TASK OBJECTIVE. Comb through the entries for "label" and pull out each line that holds it.

## BEGIN EXERCISE MATERIAL

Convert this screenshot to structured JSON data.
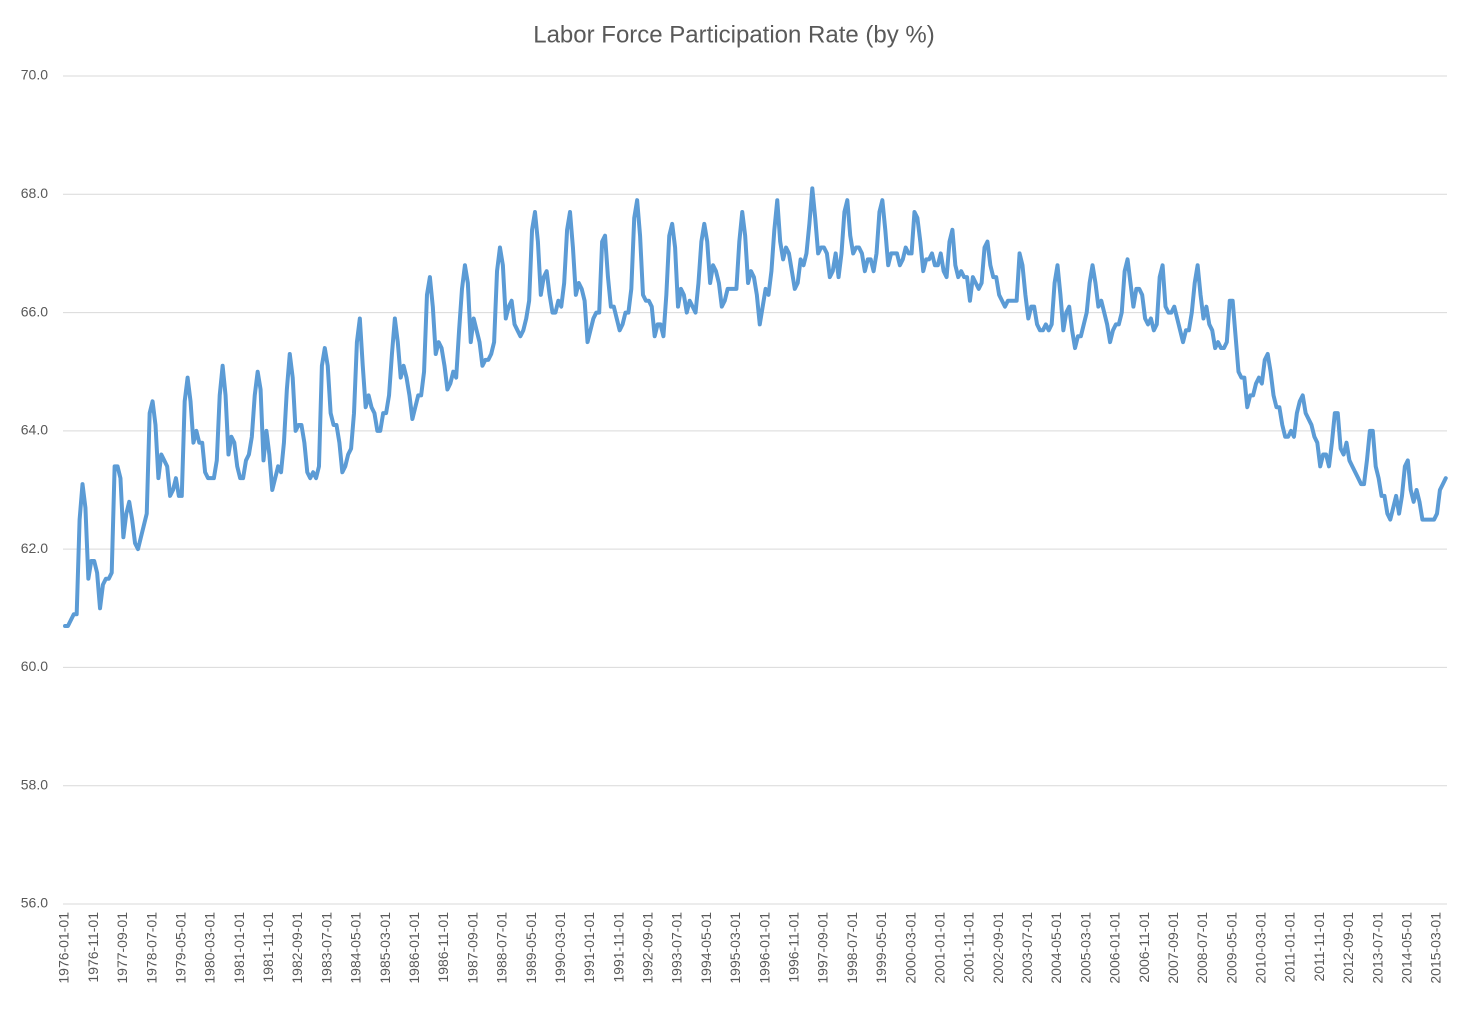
{
  "chart_data": {
    "type": "line",
    "title": "Labor Force Participation Rate (by %)",
    "categories": [
      "1976-01-01",
      null,
      null,
      null,
      null,
      null,
      null,
      null,
      null,
      null,
      "1976-11-01",
      null,
      null,
      null,
      null,
      null,
      null,
      null,
      null,
      null,
      "1977-09-01",
      null,
      null,
      null,
      null,
      null,
      null,
      null,
      null,
      null,
      "1978-07-01",
      null,
      null,
      null,
      null,
      null,
      null,
      null,
      null,
      null,
      "1979-05-01",
      null,
      null,
      null,
      null,
      null,
      null,
      null,
      null,
      null,
      "1980-03-01",
      null,
      null,
      null,
      null,
      null,
      null,
      null,
      null,
      null,
      "1981-01-01",
      null,
      null,
      null,
      null,
      null,
      null,
      null,
      null,
      null,
      "1981-11-01",
      null,
      null,
      null,
      null,
      null,
      null,
      null,
      null,
      null,
      "1982-09-01",
      null,
      null,
      null,
      null,
      null,
      null,
      null,
      null,
      null,
      "1983-07-01",
      null,
      null,
      null,
      null,
      null,
      null,
      null,
      null,
      null,
      "1984-05-01",
      null,
      null,
      null,
      null,
      null,
      null,
      null,
      null,
      null,
      "1985-03-01",
      null,
      null,
      null,
      null,
      null,
      null,
      null,
      null,
      null,
      "1986-01-01",
      null,
      null,
      null,
      null,
      null,
      null,
      null,
      null,
      null,
      "1986-11-01",
      null,
      null,
      null,
      null,
      null,
      null,
      null,
      null,
      null,
      "1987-09-01",
      null,
      null,
      null,
      null,
      null,
      null,
      null,
      null,
      null,
      "1988-07-01",
      null,
      null,
      null,
      null,
      null,
      null,
      null,
      null,
      null,
      "1989-05-01",
      null,
      null,
      null,
      null,
      null,
      null,
      null,
      null,
      null,
      "1990-03-01",
      null,
      null,
      null,
      null,
      null,
      null,
      null,
      null,
      null,
      "1991-01-01",
      null,
      null,
      null,
      null,
      null,
      null,
      null,
      null,
      null,
      "1991-11-01",
      null,
      null,
      null,
      null,
      null,
      null,
      null,
      null,
      null,
      "1992-09-01",
      null,
      null,
      null,
      null,
      null,
      null,
      null,
      null,
      null,
      "1993-07-01",
      null,
      null,
      null,
      null,
      null,
      null,
      null,
      null,
      null,
      "1994-05-01",
      null,
      null,
      null,
      null,
      null,
      null,
      null,
      null,
      null,
      "1995-03-01",
      null,
      null,
      null,
      null,
      null,
      null,
      null,
      null,
      null,
      "1996-01-01",
      null,
      null,
      null,
      null,
      null,
      null,
      null,
      null,
      null,
      "1996-11-01",
      null,
      null,
      null,
      null,
      null,
      null,
      null,
      null,
      null,
      "1997-09-01",
      null,
      null,
      null,
      null,
      null,
      null,
      null,
      null,
      null,
      "1998-07-01",
      null,
      null,
      null,
      null,
      null,
      null,
      null,
      null,
      null,
      "1999-05-01",
      null,
      null,
      null,
      null,
      null,
      null,
      null,
      null,
      null,
      "2000-03-01",
      null,
      null,
      null,
      null,
      null,
      null,
      null,
      null,
      null,
      "2001-01-01",
      null,
      null,
      null,
      null,
      null,
      null,
      null,
      null,
      null,
      "2001-11-01",
      null,
      null,
      null,
      null,
      null,
      null,
      null,
      null,
      null,
      "2002-09-01",
      null,
      null,
      null,
      null,
      null,
      null,
      null,
      null,
      null,
      "2003-07-01",
      null,
      null,
      null,
      null,
      null,
      null,
      null,
      null,
      null,
      "2004-05-01",
      null,
      null,
      null,
      null,
      null,
      null,
      null,
      null,
      null,
      "2005-03-01",
      null,
      null,
      null,
      null,
      null,
      null,
      null,
      null,
      null,
      "2006-01-01",
      null,
      null,
      null,
      null,
      null,
      null,
      null,
      null,
      null,
      "2006-11-01",
      null,
      null,
      null,
      null,
      null,
      null,
      null,
      null,
      null,
      "2007-09-01",
      null,
      null,
      null,
      null,
      null,
      null,
      null,
      null,
      null,
      "2008-07-01",
      null,
      null,
      null,
      null,
      null,
      null,
      null,
      null,
      null,
      "2009-05-01",
      null,
      null,
      null,
      null,
      null,
      null,
      null,
      null,
      null,
      "2010-03-01",
      null,
      null,
      null,
      null,
      null,
      null,
      null,
      null,
      null,
      "2011-01-01",
      null,
      null,
      null,
      null,
      null,
      null,
      null,
      null,
      null,
      "2011-11-01",
      null,
      null,
      null,
      null,
      null,
      null,
      null,
      null,
      null,
      "2012-09-01",
      null,
      null,
      null,
      null,
      null,
      null,
      null,
      null,
      null,
      "2013-07-01",
      null,
      null,
      null,
      null,
      null,
      null,
      null,
      null,
      null,
      "2014-05-01",
      null,
      null,
      null,
      null,
      null,
      null,
      null,
      null,
      null,
      "2015-03-01",
      null,
      null,
      null
    ],
    "series": [
      {
        "color": "#5b9bd5",
        "values": [
          60.7,
          60.7,
          60.8,
          60.9,
          60.9,
          62.5,
          63.1,
          62.7,
          61.5,
          61.8,
          61.8,
          61.6,
          61.0,
          61.4,
          61.5,
          61.5,
          61.6,
          63.4,
          63.4,
          63.2,
          62.2,
          62.6,
          62.8,
          62.5,
          62.1,
          62.0,
          62.2,
          62.4,
          62.6,
          64.3,
          64.5,
          64.1,
          63.2,
          63.6,
          63.5,
          63.4,
          62.9,
          63.0,
          63.2,
          62.9,
          62.9,
          64.5,
          64.9,
          64.5,
          63.8,
          64.0,
          63.8,
          63.8,
          63.3,
          63.2,
          63.2,
          63.2,
          63.5,
          64.6,
          65.1,
          64.6,
          63.6,
          63.9,
          63.8,
          63.4,
          63.2,
          63.2,
          63.5,
          63.6,
          63.9,
          64.6,
          65.0,
          64.7,
          63.5,
          64.0,
          63.6,
          63.0,
          63.2,
          63.4,
          63.3,
          63.8,
          64.7,
          65.3,
          64.9,
          64.0,
          64.1,
          64.1,
          63.8,
          63.3,
          63.2,
          63.3,
          63.2,
          63.4,
          65.1,
          65.4,
          65.1,
          64.3,
          64.1,
          64.1,
          63.8,
          63.3,
          63.4,
          63.6,
          63.7,
          64.3,
          65.5,
          65.9,
          65.1,
          64.4,
          64.6,
          64.4,
          64.3,
          64.0,
          64.0,
          64.3,
          64.3,
          64.6,
          65.3,
          65.9,
          65.5,
          64.9,
          65.1,
          64.9,
          64.6,
          64.2,
          64.4,
          64.6,
          64.6,
          65.0,
          66.3,
          66.6,
          66.1,
          65.3,
          65.5,
          65.4,
          65.1,
          64.7,
          64.8,
          65.0,
          64.9,
          65.7,
          66.4,
          66.8,
          66.5,
          65.5,
          65.9,
          65.7,
          65.5,
          65.1,
          65.2,
          65.2,
          65.3,
          65.5,
          66.7,
          67.1,
          66.8,
          65.9,
          66.1,
          66.2,
          65.8,
          65.7,
          65.6,
          65.7,
          65.9,
          66.2,
          67.4,
          67.7,
          67.2,
          66.3,
          66.6,
          66.7,
          66.3,
          66.0,
          66.0,
          66.2,
          66.1,
          66.5,
          67.4,
          67.7,
          67.1,
          66.3,
          66.5,
          66.4,
          66.2,
          65.5,
          65.7,
          65.9,
          66.0,
          66.0,
          67.2,
          67.3,
          66.6,
          66.1,
          66.1,
          65.9,
          65.7,
          65.8,
          66.0,
          66.0,
          66.4,
          67.6,
          67.9,
          67.3,
          66.3,
          66.2,
          66.2,
          66.1,
          65.6,
          65.8,
          65.8,
          65.6,
          66.3,
          67.3,
          67.5,
          67.1,
          66.1,
          66.4,
          66.3,
          66.0,
          66.2,
          66.1,
          66.0,
          66.5,
          67.2,
          67.5,
          67.2,
          66.5,
          66.8,
          66.7,
          66.5,
          66.1,
          66.2,
          66.4,
          66.4,
          66.4,
          66.4,
          67.2,
          67.7,
          67.3,
          66.5,
          66.7,
          66.6,
          66.3,
          65.8,
          66.1,
          66.4,
          66.3,
          66.7,
          67.4,
          67.9,
          67.2,
          66.9,
          67.1,
          67.0,
          66.7,
          66.4,
          66.5,
          66.9,
          66.8,
          67.0,
          67.5,
          68.1,
          67.6,
          67.0,
          67.1,
          67.1,
          67.0,
          66.6,
          66.7,
          67.0,
          66.6,
          67.0,
          67.7,
          67.9,
          67.3,
          67.0,
          67.1,
          67.1,
          67.0,
          66.7,
          66.9,
          66.9,
          66.7,
          67.0,
          67.7,
          67.9,
          67.4,
          66.8,
          67.0,
          67.0,
          67.0,
          66.8,
          66.9,
          67.1,
          67.0,
          67.0,
          67.7,
          67.6,
          67.2,
          66.7,
          66.9,
          66.9,
          67.0,
          66.8,
          66.8,
          67.0,
          66.7,
          66.6,
          67.2,
          67.4,
          66.8,
          66.6,
          66.7,
          66.6,
          66.6,
          66.2,
          66.6,
          66.5,
          66.4,
          66.5,
          67.1,
          67.2,
          66.8,
          66.6,
          66.6,
          66.3,
          66.2,
          66.1,
          66.2,
          66.2,
          66.2,
          66.2,
          67.0,
          66.8,
          66.3,
          65.9,
          66.1,
          66.1,
          65.8,
          65.7,
          65.7,
          65.8,
          65.7,
          65.8,
          66.5,
          66.8,
          66.3,
          65.7,
          66.0,
          66.1,
          65.7,
          65.4,
          65.6,
          65.6,
          65.8,
          66.0,
          66.5,
          66.8,
          66.5,
          66.1,
          66.2,
          66.0,
          65.8,
          65.5,
          65.7,
          65.8,
          65.8,
          66.0,
          66.7,
          66.9,
          66.5,
          66.1,
          66.4,
          66.4,
          66.3,
          65.9,
          65.8,
          65.9,
          65.7,
          65.8,
          66.6,
          66.8,
          66.1,
          66.0,
          66.0,
          66.1,
          65.9,
          65.7,
          65.5,
          65.7,
          65.7,
          66.0,
          66.5,
          66.8,
          66.3,
          65.9,
          66.1,
          65.8,
          65.7,
          65.4,
          65.5,
          65.4,
          65.4,
          65.5,
          66.2,
          66.2,
          65.6,
          65.0,
          64.9,
          64.9,
          64.4,
          64.6,
          64.6,
          64.8,
          64.9,
          64.8,
          65.2,
          65.3,
          65.0,
          64.6,
          64.4,
          64.4,
          64.1,
          63.9,
          63.9,
          64.0,
          63.9,
          64.3,
          64.5,
          64.6,
          64.3,
          64.2,
          64.1,
          63.9,
          63.8,
          63.4,
          63.6,
          63.6,
          63.4,
          63.8,
          64.3,
          64.3,
          63.7,
          63.6,
          63.8,
          63.5,
          63.4,
          63.3,
          63.2,
          63.1,
          63.1,
          63.5,
          64.0,
          64.0,
          63.4,
          63.2,
          62.9,
          62.9,
          62.6,
          62.5,
          62.7,
          62.9,
          62.6,
          62.9,
          63.4,
          63.5,
          63.0,
          62.8,
          63.0,
          62.8,
          62.5,
          62.5,
          62.5,
          62.5,
          62.5,
          62.6,
          63.0,
          63.1,
          63.2
        ]
      }
    ],
    "ylim": [
      56,
      70
    ],
    "yticks": [
      {
        "value": 56,
        "label": "56.0"
      },
      {
        "value": 58,
        "label": "58.0"
      },
      {
        "value": 60,
        "label": "60.0"
      },
      {
        "value": 62,
        "label": "62.0"
      },
      {
        "value": 64,
        "label": "64.0"
      },
      {
        "value": 66,
        "label": "66.0"
      },
      {
        "value": 68,
        "label": "68.0"
      },
      {
        "value": 70,
        "label": "70.0"
      }
    ],
    "grid": true
  }
}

## END EXERCISE MATERIAL

RESULT OF THE EXERCISE.
        "label": "56.0"
        "label": "58.0"
        "label": "60.0"
        "label": "62.0"
        "label": "64.0"
        "label": "66.0"
        "label": "68.0"
        "label": "70.0"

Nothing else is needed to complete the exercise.